» Given request
Answer with one number: how many lines have "الجهاد".

» Data supplied
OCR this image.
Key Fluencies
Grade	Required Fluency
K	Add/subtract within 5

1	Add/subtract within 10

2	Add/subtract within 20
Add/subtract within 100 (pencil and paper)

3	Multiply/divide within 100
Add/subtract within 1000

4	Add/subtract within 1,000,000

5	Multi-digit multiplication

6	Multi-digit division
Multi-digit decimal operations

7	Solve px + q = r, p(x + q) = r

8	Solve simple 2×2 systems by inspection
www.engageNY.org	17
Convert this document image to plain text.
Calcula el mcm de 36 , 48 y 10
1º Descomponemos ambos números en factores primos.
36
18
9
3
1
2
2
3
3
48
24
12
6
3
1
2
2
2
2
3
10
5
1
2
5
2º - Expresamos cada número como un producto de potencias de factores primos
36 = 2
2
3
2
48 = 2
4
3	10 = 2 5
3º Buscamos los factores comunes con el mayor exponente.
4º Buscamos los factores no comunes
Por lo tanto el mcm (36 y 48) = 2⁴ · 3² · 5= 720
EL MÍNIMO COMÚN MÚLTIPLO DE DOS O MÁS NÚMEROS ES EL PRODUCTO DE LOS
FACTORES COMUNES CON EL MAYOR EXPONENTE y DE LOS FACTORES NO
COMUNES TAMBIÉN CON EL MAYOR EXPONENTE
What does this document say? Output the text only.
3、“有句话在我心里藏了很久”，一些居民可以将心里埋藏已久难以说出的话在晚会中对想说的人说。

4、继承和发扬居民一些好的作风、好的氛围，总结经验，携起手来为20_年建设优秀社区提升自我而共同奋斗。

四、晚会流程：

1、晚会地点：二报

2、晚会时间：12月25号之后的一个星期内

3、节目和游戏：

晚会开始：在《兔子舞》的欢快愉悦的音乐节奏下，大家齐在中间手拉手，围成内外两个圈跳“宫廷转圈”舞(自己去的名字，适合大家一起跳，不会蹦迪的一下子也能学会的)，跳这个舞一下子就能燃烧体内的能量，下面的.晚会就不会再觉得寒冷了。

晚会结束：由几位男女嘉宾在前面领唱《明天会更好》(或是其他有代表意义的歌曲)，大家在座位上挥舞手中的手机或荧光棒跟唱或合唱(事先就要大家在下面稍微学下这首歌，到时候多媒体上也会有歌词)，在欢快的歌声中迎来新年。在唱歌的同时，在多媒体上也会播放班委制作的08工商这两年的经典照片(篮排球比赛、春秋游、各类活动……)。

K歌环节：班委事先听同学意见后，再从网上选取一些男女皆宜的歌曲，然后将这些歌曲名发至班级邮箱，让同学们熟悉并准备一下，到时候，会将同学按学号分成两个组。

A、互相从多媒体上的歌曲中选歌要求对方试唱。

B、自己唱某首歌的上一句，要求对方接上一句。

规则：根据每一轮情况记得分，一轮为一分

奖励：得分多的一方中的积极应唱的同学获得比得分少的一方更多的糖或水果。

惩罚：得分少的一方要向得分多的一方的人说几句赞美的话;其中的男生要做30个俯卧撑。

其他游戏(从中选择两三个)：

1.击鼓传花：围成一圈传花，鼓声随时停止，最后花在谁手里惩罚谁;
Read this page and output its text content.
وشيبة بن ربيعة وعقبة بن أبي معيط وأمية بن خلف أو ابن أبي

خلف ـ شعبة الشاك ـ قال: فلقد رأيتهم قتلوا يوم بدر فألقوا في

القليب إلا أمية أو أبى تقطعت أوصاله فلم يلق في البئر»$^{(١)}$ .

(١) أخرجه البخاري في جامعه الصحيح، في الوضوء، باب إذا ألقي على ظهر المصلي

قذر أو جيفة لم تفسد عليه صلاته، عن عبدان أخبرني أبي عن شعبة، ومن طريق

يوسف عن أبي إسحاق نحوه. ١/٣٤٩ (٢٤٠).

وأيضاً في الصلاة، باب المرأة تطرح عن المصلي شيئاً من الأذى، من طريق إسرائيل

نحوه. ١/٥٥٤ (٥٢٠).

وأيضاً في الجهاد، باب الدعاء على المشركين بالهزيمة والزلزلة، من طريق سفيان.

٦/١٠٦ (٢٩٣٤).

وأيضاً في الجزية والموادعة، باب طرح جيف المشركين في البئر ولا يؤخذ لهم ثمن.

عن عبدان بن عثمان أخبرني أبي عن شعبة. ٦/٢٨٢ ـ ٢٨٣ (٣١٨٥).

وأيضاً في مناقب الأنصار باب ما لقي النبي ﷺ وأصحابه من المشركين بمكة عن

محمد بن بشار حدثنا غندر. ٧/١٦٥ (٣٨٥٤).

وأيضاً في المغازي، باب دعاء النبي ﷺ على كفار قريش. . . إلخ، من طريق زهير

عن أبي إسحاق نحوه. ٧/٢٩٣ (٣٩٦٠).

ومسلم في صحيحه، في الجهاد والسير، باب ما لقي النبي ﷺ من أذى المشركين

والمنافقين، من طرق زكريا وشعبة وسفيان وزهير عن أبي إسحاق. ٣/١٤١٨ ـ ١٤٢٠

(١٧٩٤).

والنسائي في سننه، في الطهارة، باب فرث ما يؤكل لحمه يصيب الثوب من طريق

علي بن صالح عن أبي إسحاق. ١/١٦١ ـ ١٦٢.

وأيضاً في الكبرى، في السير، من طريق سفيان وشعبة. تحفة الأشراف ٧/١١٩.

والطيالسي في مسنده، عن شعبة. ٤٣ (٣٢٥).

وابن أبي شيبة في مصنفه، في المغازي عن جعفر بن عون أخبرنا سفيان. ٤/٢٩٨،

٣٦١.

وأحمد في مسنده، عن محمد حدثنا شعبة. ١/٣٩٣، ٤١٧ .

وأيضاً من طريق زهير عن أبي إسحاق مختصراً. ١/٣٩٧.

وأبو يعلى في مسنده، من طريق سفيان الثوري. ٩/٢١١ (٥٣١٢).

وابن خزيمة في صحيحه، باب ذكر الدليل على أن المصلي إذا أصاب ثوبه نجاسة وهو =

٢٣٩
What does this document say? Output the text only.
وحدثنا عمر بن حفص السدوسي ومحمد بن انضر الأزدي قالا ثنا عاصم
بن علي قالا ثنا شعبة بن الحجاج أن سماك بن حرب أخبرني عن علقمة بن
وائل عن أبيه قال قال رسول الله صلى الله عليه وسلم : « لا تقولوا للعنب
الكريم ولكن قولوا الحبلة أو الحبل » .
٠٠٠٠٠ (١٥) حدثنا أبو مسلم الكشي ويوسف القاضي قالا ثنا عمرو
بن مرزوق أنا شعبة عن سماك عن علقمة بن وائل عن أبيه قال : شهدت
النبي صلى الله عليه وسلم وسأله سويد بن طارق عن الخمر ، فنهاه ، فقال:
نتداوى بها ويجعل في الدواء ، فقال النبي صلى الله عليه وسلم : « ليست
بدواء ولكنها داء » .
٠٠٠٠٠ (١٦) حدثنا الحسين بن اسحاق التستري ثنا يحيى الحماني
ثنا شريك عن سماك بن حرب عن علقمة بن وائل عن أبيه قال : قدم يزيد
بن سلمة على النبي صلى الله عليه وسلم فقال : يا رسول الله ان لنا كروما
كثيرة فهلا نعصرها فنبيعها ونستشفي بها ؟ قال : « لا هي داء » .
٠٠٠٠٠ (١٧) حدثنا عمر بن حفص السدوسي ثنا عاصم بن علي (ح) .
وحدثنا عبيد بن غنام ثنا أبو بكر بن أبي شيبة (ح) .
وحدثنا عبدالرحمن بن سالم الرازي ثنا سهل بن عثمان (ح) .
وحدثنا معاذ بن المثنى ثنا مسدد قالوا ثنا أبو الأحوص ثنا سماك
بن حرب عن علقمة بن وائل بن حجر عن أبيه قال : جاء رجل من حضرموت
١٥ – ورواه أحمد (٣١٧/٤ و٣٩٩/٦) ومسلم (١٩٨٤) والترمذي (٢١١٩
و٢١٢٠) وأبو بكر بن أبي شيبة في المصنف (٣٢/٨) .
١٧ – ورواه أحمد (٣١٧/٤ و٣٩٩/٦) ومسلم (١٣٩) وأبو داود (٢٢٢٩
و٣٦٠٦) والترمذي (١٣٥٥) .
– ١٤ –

» Response to this task
2